§ Requirements
Type out the complete listing below word for word, without its pictures.

§ Provided entries
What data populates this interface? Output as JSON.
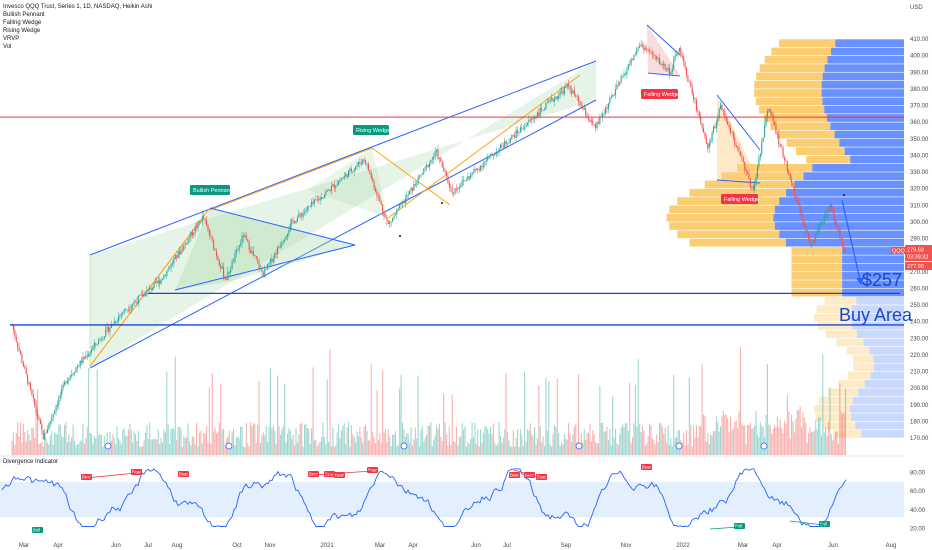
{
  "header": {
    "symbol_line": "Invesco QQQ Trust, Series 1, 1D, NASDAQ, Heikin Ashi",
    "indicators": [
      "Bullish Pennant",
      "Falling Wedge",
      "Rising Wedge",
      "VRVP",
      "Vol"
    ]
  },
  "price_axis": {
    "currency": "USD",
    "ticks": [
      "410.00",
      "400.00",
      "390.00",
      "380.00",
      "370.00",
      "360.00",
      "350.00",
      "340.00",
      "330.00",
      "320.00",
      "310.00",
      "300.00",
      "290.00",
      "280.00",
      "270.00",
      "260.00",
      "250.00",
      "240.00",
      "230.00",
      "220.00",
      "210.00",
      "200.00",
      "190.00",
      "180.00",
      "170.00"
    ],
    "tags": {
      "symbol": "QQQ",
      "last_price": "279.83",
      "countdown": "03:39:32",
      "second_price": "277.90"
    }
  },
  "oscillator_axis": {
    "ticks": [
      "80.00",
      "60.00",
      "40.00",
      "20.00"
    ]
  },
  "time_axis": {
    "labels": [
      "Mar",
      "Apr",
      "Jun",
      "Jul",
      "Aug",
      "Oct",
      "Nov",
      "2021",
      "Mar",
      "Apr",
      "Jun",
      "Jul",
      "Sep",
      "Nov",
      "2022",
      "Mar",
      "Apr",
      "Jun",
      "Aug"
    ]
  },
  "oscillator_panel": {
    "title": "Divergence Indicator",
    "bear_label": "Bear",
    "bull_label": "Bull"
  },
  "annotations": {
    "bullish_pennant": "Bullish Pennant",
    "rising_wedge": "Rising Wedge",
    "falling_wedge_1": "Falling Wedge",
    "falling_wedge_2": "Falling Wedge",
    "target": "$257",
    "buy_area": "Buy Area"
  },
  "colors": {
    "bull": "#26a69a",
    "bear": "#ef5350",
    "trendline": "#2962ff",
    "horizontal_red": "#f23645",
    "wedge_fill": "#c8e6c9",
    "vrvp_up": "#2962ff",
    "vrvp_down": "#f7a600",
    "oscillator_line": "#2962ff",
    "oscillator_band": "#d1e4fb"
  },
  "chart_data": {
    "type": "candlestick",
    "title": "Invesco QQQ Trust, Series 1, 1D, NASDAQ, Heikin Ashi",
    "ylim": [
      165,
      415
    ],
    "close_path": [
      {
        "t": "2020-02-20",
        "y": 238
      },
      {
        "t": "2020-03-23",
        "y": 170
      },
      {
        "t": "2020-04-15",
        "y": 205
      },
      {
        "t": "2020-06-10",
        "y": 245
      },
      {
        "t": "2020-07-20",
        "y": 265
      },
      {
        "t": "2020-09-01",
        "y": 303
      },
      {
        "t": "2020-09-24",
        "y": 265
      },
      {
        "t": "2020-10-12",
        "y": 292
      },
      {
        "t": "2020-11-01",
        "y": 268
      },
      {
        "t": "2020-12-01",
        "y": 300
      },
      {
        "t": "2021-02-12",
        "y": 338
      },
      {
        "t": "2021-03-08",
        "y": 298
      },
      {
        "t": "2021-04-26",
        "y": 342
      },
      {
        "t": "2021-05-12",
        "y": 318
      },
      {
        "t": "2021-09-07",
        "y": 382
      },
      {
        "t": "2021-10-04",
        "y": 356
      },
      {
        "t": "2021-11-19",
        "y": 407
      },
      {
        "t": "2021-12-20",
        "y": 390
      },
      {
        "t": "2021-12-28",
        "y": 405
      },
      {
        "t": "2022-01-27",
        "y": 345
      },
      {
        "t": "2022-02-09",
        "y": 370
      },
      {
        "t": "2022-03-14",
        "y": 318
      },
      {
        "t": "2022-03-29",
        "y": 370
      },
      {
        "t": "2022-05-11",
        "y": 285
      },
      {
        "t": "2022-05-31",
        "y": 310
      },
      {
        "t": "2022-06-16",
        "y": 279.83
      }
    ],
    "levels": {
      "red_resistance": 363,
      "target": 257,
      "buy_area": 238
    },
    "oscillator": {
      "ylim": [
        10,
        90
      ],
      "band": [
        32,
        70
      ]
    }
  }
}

§ Answer for the task
What data populates this interface? Output as JSON.
{
  "header": {
    "symbol_line": "Invesco QQQ Trust, Series 1, 1D, NASDAQ, Heikin Ashi",
    "indicators": [
      "Bullish Pennant",
      "Falling Wedge",
      "Rising Wedge",
      "VRVP",
      "Vol"
    ]
  },
  "price_axis": {
    "currency": "USD",
    "ticks": [
      "410.00",
      "400.00",
      "390.00",
      "380.00",
      "370.00",
      "360.00",
      "350.00",
      "340.00",
      "330.00",
      "320.00",
      "310.00",
      "300.00",
      "290.00",
      "280.00",
      "270.00",
      "260.00",
      "250.00",
      "240.00",
      "230.00",
      "220.00",
      "210.00",
      "200.00",
      "190.00",
      "180.00",
      "170.00"
    ],
    "tags": {
      "symbol": "QQQ",
      "last_price": "279.83",
      "countdown": "03:39:32",
      "second_price": "277.90"
    }
  },
  "oscillator_axis": {
    "ticks": [
      "80.00",
      "60.00",
      "40.00",
      "20.00"
    ]
  },
  "time_axis": {
    "labels": [
      "Mar",
      "Apr",
      "Jun",
      "Jul",
      "Aug",
      "Oct",
      "Nov",
      "2021",
      "Mar",
      "Apr",
      "Jun",
      "Jul",
      "Sep",
      "Nov",
      "2022",
      "Mar",
      "Apr",
      "Jun",
      "Aug"
    ]
  },
  "oscillator_panel": {
    "title": "Divergence Indicator",
    "bear_label": "Bear",
    "bull_label": "Bull"
  },
  "annotations": {
    "bullish_pennant": "Bullish Pennant",
    "rising_wedge": "Rising Wedge",
    "falling_wedge_1": "Falling Wedge",
    "falling_wedge_2": "Falling Wedge",
    "target": "$257",
    "buy_area": "Buy Area"
  },
  "colors": {
    "bull": "#26a69a",
    "bear": "#ef5350",
    "trendline": "#2962ff",
    "horizontal_red": "#f23645",
    "wedge_fill": "#c8e6c9",
    "vrvp_up": "#2962ff",
    "vrvp_down": "#f7a600",
    "oscillator_line": "#2962ff",
    "oscillator_band": "#d1e4fb"
  },
  "chart_data": {
    "type": "candlestick",
    "title": "Invesco QQQ Trust, Series 1, 1D, NASDAQ, Heikin Ashi",
    "ylim": [
      165,
      415
    ],
    "close_path": [
      {
        "t": "2020-02-20",
        "y": 238
      },
      {
        "t": "2020-03-23",
        "y": 170
      },
      {
        "t": "2020-04-15",
        "y": 205
      },
      {
        "t": "2020-06-10",
        "y": 245
      },
      {
        "t": "2020-07-20",
        "y": 265
      },
      {
        "t": "2020-09-01",
        "y": 303
      },
      {
        "t": "2020-09-24",
        "y": 265
      },
      {
        "t": "2020-10-12",
        "y": 292
      },
      {
        "t": "2020-11-01",
        "y": 268
      },
      {
        "t": "2020-12-01",
        "y": 300
      },
      {
        "t": "2021-02-12",
        "y": 338
      },
      {
        "t": "2021-03-08",
        "y": 298
      },
      {
        "t": "2021-04-26",
        "y": 342
      },
      {
        "t": "2021-05-12",
        "y": 318
      },
      {
        "t": "2021-09-07",
        "y": 382
      },
      {
        "t": "2021-10-04",
        "y": 356
      },
      {
        "t": "2021-11-19",
        "y": 407
      },
      {
        "t": "2021-12-20",
        "y": 390
      },
      {
        "t": "2021-12-28",
        "y": 405
      },
      {
        "t": "2022-01-27",
        "y": 345
      },
      {
        "t": "2022-02-09",
        "y": 370
      },
      {
        "t": "2022-03-14",
        "y": 318
      },
      {
        "t": "2022-03-29",
        "y": 370
      },
      {
        "t": "2022-05-11",
        "y": 285
      },
      {
        "t": "2022-05-31",
        "y": 310
      },
      {
        "t": "2022-06-16",
        "y": 279.83
      }
    ],
    "levels": {
      "red_resistance": 363,
      "target": 257,
      "buy_area": 238
    },
    "oscillator": {
      "ylim": [
        10,
        90
      ],
      "band": [
        32,
        70
      ]
    }
  }
}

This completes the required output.